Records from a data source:
---
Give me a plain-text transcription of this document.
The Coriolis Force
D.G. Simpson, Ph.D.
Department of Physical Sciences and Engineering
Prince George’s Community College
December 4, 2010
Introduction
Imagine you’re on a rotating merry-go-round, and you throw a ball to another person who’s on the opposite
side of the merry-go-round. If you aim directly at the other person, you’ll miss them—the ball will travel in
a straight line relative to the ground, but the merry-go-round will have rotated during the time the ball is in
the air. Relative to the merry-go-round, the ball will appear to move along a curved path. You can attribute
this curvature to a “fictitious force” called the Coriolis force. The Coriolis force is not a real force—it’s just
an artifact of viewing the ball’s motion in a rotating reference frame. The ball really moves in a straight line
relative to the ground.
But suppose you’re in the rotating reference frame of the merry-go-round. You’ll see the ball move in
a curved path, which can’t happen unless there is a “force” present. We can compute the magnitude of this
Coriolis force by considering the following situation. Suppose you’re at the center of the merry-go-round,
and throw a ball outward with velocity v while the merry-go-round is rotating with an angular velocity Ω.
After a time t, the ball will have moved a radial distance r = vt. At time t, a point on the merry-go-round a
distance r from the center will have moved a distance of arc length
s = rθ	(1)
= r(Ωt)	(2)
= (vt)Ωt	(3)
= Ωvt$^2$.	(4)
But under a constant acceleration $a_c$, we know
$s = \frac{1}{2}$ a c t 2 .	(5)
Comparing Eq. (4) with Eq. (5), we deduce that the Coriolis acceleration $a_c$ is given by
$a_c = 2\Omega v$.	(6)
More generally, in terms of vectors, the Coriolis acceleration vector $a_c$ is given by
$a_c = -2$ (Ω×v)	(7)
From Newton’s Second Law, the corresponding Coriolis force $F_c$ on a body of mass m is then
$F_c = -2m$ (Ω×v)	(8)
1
---
TASK BRIEF: Reproduce the material verbatim, line by line.

THE COMPLETED TASK:
Give me a plain-text transcription of this document.
The Coriolis Force
D.G. Simpson, Ph.D.
Department of Physical Sciences and Engineering
Prince George’s Community College
December 4, 2010
Introduction
Imagine you’re on a rotating merry-go-round, and you throw a ball to another person who’s on the opposite
side of the merry-go-round. If you aim directly at the other person, you’ll miss them—the ball will travel in
a straight line relative to the ground, but the merry-go-round will have rotated during the time the ball is in
the air. Relative to the merry-go-round, the ball will appear to move along a curved path. You can attribute
this curvature to a “fictitious force” called the Coriolis force. The Coriolis force is not a real force—it’s just
an artifact of viewing the ball’s motion in a rotating reference frame. The ball really moves in a straight line
relative to the ground.
But suppose you’re in the rotating reference frame of the merry-go-round. You’ll see the ball move in
a curved path, which can’t happen unless there is a “force” present. We can compute the magnitude of this
Coriolis force by considering the following situation. Suppose you’re at the center of the merry-go-round,
and throw a ball outward with velocity v while the merry-go-round is rotating with an angular velocity Ω.
After a time t, the ball will have moved a radial distance r = vt. At time t, a point on the merry-go-round a
distance r from the center will have moved a distance of arc length
s = rθ	(1)
= r(Ωt)	(2)
= (vt)Ωt	(3)
= Ωvt$^2$.	(4)
But under a constant acceleration $a_c$, we know
$s = \frac{1}{2}$ a c t 2 .	(5)
Comparing Eq. (4) with Eq. (5), we deduce that the Coriolis acceleration $a_c$ is given by
$a_c = 2\Omega v$.	(6)
More generally, in terms of vectors, the Coriolis acceleration vector $a_c$ is given by
$a_c = -2$ (Ω×v)	(7)
From Newton’s Second Law, the corresponding Coriolis force $F_c$ on a body of mass m is then
$F_c = -2m$ (Ω×v)	(8)
1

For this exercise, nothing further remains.